**The data**
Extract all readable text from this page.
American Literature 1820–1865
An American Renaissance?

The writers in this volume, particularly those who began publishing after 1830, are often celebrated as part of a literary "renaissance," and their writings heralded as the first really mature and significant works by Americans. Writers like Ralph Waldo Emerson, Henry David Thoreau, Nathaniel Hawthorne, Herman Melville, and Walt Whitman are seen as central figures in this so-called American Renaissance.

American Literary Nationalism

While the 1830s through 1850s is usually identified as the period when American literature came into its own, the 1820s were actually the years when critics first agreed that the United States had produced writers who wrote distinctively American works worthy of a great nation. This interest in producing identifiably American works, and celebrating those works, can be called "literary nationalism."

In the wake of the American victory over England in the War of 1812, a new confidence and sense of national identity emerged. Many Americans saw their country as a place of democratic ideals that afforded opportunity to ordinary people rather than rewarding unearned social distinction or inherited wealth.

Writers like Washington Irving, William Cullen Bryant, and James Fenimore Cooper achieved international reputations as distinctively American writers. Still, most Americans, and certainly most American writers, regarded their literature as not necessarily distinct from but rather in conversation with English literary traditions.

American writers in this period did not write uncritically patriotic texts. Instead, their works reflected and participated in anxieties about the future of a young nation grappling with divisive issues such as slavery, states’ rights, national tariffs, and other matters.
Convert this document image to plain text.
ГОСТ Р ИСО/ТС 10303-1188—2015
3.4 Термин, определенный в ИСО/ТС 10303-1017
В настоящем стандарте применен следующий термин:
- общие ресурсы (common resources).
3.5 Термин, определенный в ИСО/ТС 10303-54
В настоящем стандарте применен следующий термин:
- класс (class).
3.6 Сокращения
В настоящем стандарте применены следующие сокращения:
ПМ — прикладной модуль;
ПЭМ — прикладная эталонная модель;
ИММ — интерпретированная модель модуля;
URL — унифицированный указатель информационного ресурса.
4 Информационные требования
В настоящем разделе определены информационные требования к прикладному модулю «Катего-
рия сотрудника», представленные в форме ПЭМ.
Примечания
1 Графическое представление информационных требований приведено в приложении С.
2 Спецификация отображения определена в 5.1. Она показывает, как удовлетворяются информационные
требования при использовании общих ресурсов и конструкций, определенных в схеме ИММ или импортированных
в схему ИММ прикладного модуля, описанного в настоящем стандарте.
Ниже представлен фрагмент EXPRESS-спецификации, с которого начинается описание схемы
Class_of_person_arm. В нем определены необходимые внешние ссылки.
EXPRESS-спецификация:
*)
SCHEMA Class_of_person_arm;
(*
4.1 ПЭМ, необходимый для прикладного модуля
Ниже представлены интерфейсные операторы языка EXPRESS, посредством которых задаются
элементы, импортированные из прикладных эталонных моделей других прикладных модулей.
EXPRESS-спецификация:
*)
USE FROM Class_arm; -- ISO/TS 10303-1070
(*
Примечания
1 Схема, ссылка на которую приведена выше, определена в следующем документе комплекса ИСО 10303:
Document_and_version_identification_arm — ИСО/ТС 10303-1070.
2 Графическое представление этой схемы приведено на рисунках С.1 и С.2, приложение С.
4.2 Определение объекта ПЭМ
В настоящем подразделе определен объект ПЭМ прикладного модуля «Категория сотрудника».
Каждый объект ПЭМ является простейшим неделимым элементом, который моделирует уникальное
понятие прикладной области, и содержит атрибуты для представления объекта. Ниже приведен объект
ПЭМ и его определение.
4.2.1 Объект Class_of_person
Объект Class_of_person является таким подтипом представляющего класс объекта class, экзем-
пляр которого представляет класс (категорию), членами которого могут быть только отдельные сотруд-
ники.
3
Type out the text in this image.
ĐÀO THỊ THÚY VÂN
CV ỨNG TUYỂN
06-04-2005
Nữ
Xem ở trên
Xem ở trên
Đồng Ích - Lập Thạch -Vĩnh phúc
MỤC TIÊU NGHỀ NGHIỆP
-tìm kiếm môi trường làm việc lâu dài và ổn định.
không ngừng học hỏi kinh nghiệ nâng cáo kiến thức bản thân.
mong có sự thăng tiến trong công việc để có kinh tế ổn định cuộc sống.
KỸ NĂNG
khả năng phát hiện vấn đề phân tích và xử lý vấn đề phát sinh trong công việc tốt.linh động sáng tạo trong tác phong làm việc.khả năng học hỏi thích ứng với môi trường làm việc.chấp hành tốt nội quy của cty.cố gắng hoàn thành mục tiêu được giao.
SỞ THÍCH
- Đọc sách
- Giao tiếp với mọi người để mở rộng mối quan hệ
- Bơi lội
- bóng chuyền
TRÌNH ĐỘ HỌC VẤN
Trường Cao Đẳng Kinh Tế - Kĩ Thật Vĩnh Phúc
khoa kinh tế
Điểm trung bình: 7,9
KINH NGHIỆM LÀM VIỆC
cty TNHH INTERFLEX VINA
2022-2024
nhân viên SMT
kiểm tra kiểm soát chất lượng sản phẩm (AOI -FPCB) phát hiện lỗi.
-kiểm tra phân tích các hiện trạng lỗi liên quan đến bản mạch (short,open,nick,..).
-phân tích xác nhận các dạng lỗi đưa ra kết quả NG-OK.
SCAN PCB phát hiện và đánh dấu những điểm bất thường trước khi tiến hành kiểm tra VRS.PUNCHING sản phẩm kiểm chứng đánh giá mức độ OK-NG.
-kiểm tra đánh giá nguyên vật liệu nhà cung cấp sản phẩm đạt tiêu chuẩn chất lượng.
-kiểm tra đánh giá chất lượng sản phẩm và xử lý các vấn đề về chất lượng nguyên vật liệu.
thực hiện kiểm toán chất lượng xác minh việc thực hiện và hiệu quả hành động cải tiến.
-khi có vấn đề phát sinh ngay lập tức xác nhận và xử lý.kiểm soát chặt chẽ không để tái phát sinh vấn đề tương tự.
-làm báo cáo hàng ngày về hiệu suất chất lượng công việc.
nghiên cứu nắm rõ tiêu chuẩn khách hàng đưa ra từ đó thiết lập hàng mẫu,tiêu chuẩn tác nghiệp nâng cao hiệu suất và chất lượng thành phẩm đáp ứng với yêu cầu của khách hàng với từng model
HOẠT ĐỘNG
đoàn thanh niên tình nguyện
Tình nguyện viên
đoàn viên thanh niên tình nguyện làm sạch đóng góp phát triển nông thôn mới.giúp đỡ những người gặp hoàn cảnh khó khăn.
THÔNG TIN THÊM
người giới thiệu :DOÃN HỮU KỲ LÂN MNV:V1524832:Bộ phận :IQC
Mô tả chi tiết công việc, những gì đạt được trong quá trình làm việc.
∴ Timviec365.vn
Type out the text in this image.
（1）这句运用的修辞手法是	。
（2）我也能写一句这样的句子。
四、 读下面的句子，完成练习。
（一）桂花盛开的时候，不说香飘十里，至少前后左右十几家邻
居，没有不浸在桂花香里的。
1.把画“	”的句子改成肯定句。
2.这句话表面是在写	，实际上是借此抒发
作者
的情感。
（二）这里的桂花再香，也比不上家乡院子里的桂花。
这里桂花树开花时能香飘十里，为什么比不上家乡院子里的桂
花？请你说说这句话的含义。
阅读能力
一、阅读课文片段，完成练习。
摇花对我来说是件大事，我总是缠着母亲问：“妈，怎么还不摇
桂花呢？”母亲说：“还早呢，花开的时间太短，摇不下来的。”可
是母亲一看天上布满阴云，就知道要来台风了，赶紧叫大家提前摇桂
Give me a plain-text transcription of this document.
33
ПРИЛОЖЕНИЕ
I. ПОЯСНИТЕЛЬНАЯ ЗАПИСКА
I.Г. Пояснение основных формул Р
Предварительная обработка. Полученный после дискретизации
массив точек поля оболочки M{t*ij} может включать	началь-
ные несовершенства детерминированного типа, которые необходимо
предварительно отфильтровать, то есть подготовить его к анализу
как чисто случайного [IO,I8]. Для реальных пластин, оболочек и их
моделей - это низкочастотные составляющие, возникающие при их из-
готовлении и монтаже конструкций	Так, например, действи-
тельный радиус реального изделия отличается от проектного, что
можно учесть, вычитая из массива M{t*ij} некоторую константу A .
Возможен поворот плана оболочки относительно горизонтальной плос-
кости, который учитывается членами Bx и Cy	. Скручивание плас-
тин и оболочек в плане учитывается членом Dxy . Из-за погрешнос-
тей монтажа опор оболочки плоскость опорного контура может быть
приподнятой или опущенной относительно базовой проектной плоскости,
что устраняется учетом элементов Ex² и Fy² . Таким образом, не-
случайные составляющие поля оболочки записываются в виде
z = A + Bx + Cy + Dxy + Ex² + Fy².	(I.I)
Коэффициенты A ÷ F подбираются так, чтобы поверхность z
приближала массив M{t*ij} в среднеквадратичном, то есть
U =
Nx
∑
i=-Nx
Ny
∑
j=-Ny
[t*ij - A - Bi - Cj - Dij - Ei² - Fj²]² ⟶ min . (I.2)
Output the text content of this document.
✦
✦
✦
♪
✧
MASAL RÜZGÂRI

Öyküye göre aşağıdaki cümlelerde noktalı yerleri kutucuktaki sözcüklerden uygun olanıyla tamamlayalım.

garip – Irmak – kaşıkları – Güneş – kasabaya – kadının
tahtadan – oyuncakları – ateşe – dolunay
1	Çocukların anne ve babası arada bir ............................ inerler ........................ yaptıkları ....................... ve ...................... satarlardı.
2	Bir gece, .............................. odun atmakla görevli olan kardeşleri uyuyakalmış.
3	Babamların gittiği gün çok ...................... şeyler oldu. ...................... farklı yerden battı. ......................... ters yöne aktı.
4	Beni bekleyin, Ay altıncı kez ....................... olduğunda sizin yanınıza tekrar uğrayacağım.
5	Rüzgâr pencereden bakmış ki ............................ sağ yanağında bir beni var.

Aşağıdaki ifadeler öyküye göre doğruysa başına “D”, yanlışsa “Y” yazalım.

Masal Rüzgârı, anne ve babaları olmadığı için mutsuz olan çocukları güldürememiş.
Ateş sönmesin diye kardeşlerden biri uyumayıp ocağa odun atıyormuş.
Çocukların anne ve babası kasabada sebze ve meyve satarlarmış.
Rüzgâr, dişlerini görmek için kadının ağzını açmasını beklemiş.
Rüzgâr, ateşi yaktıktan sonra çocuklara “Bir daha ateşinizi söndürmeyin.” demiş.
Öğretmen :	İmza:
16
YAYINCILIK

**What is needed**
Find each line with the string "için" and copy it out.

**Solved exercise**
Masal Rüzgârı, anne ve babaları olmadığı için mutsuz olan çocukları güldürememiş.
Rüzgâr, dişlerini görmek için kadının ağzını açmasını beklemiş.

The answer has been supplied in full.